START WORKING DATA
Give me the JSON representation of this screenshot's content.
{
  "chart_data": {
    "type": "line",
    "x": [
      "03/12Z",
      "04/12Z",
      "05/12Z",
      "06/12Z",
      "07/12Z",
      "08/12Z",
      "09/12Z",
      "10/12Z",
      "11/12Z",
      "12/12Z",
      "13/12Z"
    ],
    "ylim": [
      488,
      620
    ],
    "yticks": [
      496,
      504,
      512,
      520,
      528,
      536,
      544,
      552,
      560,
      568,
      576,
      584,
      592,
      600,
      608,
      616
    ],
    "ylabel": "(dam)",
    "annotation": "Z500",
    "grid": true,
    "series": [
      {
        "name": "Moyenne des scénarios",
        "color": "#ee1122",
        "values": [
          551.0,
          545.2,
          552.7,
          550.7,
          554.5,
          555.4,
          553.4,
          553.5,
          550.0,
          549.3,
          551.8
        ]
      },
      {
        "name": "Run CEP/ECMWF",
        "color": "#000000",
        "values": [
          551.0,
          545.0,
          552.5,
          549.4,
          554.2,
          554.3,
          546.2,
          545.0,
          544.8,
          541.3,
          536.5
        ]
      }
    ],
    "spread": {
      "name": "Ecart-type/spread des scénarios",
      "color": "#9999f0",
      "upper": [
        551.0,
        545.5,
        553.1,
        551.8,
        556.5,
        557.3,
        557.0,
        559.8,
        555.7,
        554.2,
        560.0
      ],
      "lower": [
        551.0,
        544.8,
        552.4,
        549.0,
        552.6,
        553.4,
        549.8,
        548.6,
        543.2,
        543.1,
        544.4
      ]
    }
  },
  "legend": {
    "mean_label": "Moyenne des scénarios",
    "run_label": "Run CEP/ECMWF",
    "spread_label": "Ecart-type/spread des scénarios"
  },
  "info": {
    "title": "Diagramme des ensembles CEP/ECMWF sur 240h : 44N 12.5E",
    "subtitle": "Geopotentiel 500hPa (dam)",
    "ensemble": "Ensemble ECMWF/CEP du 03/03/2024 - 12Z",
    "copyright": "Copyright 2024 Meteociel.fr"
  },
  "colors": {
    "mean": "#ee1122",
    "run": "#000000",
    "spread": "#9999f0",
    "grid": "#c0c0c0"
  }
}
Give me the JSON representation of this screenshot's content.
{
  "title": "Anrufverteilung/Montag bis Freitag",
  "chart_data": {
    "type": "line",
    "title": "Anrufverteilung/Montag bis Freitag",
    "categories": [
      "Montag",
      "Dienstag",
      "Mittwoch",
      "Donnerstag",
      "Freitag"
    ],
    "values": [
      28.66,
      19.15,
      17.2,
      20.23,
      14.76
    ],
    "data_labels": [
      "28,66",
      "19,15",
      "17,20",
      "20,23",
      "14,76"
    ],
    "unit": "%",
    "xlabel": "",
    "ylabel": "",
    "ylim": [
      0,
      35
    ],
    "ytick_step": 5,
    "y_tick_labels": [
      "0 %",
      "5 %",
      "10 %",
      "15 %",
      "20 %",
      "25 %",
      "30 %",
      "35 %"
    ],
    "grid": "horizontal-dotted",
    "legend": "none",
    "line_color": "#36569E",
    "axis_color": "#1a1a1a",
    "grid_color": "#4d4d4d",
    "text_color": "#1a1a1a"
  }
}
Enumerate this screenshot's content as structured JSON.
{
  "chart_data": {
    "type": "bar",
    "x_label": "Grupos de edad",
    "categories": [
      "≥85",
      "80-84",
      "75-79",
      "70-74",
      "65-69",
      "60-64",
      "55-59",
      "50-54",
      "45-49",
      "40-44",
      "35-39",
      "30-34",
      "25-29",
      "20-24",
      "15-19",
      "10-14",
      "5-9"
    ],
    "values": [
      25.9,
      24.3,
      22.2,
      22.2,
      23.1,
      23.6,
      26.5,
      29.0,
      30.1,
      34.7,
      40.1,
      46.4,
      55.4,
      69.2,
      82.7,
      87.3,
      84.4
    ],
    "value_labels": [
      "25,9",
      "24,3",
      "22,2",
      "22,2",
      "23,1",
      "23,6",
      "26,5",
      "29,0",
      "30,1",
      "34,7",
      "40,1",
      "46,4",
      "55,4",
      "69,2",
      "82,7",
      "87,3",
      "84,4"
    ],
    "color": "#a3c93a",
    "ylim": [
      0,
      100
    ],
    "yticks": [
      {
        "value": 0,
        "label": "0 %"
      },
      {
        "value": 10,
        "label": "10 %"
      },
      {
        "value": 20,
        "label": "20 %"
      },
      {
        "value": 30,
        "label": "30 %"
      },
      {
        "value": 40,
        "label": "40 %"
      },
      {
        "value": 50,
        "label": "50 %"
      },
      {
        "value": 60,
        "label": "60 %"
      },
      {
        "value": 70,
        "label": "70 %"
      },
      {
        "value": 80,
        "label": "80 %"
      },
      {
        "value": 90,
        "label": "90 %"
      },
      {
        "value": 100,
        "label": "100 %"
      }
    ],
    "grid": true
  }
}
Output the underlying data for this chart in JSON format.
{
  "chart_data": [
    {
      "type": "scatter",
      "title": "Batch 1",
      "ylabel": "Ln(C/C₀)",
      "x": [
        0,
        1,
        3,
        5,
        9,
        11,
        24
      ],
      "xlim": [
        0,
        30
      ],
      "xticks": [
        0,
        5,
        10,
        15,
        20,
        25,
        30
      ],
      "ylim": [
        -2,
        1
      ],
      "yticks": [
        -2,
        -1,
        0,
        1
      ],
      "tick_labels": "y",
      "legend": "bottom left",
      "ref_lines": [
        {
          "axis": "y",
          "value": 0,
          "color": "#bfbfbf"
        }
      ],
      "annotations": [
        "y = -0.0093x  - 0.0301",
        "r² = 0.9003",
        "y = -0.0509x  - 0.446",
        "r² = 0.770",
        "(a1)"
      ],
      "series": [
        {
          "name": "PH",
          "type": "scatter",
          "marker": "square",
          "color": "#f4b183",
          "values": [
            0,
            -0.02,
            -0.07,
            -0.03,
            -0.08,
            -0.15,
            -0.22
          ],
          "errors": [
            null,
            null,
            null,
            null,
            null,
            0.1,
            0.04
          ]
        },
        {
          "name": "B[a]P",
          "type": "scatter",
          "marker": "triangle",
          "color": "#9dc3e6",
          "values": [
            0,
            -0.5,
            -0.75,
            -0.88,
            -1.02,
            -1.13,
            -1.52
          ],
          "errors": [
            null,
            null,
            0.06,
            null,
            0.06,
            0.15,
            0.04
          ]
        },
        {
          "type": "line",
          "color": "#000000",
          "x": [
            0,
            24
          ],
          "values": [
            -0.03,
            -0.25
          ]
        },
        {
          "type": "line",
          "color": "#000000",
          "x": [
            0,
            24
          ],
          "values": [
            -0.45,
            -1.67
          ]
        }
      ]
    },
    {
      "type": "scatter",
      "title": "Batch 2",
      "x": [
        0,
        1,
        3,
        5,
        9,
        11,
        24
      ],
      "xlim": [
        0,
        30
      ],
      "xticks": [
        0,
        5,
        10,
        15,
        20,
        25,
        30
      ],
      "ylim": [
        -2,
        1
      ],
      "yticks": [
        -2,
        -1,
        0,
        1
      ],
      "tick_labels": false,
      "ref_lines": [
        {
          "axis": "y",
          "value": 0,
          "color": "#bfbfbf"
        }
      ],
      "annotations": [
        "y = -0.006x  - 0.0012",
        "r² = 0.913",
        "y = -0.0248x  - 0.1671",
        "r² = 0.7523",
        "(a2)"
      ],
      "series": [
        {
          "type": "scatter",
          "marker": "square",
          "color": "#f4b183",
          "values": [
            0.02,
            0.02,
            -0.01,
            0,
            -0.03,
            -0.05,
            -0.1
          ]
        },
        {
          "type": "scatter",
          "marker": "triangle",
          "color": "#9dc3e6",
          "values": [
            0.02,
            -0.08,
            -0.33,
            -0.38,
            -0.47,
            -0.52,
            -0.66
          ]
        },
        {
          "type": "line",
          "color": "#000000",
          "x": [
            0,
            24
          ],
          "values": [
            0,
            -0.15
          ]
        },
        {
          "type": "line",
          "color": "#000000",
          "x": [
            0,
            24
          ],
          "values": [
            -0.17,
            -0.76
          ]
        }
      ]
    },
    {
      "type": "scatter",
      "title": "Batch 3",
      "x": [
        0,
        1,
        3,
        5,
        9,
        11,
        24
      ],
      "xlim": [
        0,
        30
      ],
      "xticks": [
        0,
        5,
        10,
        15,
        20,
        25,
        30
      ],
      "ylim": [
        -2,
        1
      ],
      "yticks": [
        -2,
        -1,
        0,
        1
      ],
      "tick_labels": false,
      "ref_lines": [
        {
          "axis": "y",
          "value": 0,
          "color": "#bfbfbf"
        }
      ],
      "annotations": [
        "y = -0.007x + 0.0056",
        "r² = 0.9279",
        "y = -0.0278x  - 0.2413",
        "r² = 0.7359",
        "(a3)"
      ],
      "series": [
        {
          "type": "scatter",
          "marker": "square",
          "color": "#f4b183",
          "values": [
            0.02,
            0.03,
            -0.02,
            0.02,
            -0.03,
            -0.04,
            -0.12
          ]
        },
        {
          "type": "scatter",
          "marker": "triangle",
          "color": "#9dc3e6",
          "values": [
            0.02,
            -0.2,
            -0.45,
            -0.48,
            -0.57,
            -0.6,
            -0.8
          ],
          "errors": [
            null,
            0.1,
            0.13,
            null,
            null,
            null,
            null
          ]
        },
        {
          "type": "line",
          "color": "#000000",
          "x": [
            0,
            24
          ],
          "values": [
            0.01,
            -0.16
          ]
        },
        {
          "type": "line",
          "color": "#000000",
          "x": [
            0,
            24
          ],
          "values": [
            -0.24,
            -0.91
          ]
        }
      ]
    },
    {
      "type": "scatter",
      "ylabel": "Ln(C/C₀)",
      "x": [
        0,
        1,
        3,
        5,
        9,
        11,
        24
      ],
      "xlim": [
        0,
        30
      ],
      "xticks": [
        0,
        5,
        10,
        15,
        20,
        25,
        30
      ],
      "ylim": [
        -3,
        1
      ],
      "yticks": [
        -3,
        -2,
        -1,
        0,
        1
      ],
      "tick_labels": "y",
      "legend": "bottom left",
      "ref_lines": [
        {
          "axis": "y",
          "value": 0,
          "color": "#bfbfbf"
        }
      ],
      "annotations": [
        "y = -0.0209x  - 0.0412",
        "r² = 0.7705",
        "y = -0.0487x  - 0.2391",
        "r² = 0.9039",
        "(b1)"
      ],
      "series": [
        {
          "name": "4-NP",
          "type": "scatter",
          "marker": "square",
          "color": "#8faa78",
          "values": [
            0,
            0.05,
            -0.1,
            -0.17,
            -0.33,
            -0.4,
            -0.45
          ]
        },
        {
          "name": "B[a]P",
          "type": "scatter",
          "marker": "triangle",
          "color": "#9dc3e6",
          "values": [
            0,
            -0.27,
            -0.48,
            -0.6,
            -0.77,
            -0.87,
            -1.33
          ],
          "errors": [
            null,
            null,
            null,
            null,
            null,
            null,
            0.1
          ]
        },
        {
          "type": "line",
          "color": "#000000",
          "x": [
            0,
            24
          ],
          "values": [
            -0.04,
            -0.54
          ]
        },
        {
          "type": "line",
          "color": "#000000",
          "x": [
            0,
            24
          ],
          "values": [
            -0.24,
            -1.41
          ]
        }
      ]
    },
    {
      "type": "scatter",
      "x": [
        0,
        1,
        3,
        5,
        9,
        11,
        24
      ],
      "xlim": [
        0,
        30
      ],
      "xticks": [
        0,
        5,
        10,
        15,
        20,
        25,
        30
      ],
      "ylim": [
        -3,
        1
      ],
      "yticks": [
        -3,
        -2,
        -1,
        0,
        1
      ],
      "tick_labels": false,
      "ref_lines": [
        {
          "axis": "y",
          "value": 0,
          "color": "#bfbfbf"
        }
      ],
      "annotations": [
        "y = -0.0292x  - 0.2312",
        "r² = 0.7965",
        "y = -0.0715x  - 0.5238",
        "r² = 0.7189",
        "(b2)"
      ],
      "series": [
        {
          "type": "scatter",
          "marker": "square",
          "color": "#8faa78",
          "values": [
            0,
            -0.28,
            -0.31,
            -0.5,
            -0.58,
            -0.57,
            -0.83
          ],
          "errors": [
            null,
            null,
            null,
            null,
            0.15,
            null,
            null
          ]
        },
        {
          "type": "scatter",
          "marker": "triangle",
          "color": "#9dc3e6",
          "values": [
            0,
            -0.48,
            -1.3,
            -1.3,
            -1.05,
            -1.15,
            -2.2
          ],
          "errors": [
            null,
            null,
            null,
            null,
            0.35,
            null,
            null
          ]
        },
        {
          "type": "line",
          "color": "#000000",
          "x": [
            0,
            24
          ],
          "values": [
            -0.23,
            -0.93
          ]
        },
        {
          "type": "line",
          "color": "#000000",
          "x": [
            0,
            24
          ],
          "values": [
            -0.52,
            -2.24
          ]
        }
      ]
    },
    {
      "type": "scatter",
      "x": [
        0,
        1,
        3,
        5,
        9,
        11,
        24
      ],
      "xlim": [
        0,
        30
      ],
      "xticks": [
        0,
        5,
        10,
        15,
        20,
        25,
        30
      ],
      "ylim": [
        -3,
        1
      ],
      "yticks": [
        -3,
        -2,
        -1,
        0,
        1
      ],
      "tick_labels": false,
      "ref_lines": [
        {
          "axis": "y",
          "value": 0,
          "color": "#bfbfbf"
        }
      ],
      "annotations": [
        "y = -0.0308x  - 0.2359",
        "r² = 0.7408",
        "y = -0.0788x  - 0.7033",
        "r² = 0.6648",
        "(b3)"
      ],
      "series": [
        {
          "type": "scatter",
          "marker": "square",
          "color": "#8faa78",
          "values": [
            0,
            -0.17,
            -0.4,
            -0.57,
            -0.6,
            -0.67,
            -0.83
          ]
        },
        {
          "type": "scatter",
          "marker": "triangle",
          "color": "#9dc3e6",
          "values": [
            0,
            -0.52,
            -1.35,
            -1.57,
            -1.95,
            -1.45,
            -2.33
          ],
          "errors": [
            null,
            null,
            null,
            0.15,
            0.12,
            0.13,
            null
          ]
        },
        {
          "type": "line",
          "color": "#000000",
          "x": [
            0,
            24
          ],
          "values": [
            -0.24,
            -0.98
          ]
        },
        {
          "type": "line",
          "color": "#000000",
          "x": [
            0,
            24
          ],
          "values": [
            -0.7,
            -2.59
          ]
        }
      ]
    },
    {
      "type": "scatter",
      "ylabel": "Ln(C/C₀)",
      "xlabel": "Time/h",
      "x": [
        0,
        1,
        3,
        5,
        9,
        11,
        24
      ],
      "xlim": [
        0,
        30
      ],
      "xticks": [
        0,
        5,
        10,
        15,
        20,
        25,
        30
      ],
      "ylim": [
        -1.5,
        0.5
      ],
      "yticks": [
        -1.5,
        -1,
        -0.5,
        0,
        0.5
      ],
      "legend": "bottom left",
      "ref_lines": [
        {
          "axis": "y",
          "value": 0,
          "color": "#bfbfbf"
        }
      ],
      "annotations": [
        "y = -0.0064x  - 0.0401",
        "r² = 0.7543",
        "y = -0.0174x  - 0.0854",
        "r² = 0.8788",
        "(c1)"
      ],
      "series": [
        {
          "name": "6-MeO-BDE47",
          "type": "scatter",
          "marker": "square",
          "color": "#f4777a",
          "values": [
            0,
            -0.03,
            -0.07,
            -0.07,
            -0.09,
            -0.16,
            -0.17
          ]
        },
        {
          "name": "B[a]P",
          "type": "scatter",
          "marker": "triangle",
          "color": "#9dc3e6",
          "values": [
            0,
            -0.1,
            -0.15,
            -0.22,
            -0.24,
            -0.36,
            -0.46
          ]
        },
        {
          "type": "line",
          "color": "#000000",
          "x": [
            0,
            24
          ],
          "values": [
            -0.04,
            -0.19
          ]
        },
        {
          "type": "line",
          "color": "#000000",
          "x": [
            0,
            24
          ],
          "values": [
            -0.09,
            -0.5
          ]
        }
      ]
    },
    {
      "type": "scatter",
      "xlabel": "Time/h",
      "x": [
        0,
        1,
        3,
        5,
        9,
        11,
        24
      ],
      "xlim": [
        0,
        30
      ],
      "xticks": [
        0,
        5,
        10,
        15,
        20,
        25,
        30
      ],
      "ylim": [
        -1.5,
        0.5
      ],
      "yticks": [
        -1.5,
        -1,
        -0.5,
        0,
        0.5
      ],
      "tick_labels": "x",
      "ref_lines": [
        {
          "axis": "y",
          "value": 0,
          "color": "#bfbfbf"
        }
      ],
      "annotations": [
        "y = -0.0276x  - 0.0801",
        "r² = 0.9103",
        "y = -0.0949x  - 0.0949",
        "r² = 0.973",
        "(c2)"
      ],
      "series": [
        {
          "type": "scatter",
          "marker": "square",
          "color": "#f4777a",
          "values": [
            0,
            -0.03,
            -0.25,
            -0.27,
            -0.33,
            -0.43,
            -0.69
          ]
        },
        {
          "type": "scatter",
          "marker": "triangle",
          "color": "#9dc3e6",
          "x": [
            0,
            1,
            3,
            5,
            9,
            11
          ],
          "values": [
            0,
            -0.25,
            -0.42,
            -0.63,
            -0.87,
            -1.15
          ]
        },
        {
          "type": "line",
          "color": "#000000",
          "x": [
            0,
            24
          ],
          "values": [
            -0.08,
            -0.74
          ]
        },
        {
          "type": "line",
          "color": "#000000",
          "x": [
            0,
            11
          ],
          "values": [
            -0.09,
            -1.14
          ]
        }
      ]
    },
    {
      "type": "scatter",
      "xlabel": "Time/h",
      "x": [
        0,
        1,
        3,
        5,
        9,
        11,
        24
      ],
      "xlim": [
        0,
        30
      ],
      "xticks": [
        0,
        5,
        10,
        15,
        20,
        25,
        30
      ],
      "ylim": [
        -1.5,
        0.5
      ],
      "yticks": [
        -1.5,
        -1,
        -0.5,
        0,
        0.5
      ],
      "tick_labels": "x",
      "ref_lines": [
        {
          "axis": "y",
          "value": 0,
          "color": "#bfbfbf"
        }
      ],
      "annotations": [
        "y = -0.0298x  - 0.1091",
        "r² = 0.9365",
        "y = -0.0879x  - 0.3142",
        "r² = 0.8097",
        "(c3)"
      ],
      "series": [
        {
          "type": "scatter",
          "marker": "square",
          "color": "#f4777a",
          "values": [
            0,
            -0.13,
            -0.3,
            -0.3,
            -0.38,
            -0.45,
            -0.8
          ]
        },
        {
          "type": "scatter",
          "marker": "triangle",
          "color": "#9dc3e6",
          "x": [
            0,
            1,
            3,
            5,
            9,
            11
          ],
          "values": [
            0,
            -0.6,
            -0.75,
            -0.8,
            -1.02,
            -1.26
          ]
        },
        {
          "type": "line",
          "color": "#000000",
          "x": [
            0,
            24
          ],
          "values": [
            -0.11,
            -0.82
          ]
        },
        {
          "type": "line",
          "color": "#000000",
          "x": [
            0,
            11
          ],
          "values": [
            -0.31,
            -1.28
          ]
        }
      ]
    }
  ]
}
END WORKING DATA
## [REQUIRED WORK]
Locate and copy each line in the data above that includes the word "Moyenne".

## [SOLUTION TO THIS TASK]
        "name": "Moyenne des scénarios",
    "mean_label": "Moyenne des scénarios",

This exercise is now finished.